◆ TASK INSTRUCTIONS:
Find the lines holding the word "الشعرية" and collect them.
##########
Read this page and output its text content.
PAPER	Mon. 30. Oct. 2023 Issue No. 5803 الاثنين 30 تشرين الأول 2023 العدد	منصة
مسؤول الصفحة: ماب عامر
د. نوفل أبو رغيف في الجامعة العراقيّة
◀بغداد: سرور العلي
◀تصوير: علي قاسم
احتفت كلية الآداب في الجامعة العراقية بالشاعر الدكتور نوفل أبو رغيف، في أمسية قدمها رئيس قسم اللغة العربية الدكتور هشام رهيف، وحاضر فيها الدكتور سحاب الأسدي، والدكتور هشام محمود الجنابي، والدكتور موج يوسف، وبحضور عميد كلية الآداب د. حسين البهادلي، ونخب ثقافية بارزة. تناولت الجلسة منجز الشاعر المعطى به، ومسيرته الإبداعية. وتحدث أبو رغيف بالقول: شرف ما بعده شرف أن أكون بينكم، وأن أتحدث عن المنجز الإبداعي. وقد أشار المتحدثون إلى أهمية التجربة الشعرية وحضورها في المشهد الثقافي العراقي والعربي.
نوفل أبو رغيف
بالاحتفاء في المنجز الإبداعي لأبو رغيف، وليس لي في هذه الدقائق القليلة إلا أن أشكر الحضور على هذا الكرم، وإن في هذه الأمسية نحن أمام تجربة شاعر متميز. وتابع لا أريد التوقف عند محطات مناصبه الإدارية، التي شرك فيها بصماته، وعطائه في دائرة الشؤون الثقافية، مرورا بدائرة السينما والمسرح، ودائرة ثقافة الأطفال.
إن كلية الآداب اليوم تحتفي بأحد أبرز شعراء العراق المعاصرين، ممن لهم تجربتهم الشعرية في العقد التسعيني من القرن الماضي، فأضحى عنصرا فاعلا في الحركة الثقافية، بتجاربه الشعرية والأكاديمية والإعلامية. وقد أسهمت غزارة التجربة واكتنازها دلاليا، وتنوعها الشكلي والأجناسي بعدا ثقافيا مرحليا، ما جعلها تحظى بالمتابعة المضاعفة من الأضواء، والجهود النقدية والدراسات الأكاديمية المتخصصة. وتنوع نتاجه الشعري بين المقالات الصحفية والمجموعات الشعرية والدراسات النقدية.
##########
◆ PROBLEM SOLUTION:
احتفت كلية الآداب في الجامعة العراقية بالشاعر الدكتور نوفل أبو رغيف، في أمسية قدمها رئيس قسم اللغة العربية الدكتور هشام رهيف، وحاضر فيها الدكتور سحاب الأسدي، والدكتور هشام محمود الجنابي، والدكتور موج يوسف، وبحضور عميد كلية الآداب د. حسين البهادلي، ونخب ثقافية بارزة. تناولت الجلسة منجز الشاعر المعطى به، ومسيرته الإبداعية. وتحدث أبو رغيف بالقول: شرف ما بعده شرف أن أكون بينكم، وأن أتحدث عن المنجز الإبداعي. وقد أشار المتحدثون إلى أهمية التجربة الشعرية وحضورها في المشهد الثقافي العراقي والعربي.
إن كلية الآداب اليوم تحتفي بأحد أبرز شعراء العراق المعاصرين، ممن لهم تجربتهم الشعرية في العقد التسعيني من القرن الماضي، فأضحى عنصرا فاعلا في الحركة الثقافية، بتجاربه الشعرية والأكاديمية والإعلامية. وقد أسهمت غزارة التجربة واكتنازها دلاليا، وتنوعها الشكلي والأجناسي بعدا ثقافيا مرحليا، ما جعلها تحظى بالمتابعة المضاعفة من الأضواء، والجهود النقدية والدراسات الأكاديمية المتخصصة. وتنوع نتاجه الشعري بين المقالات الصحفية والمجموعات الشعرية والدراسات النقدية.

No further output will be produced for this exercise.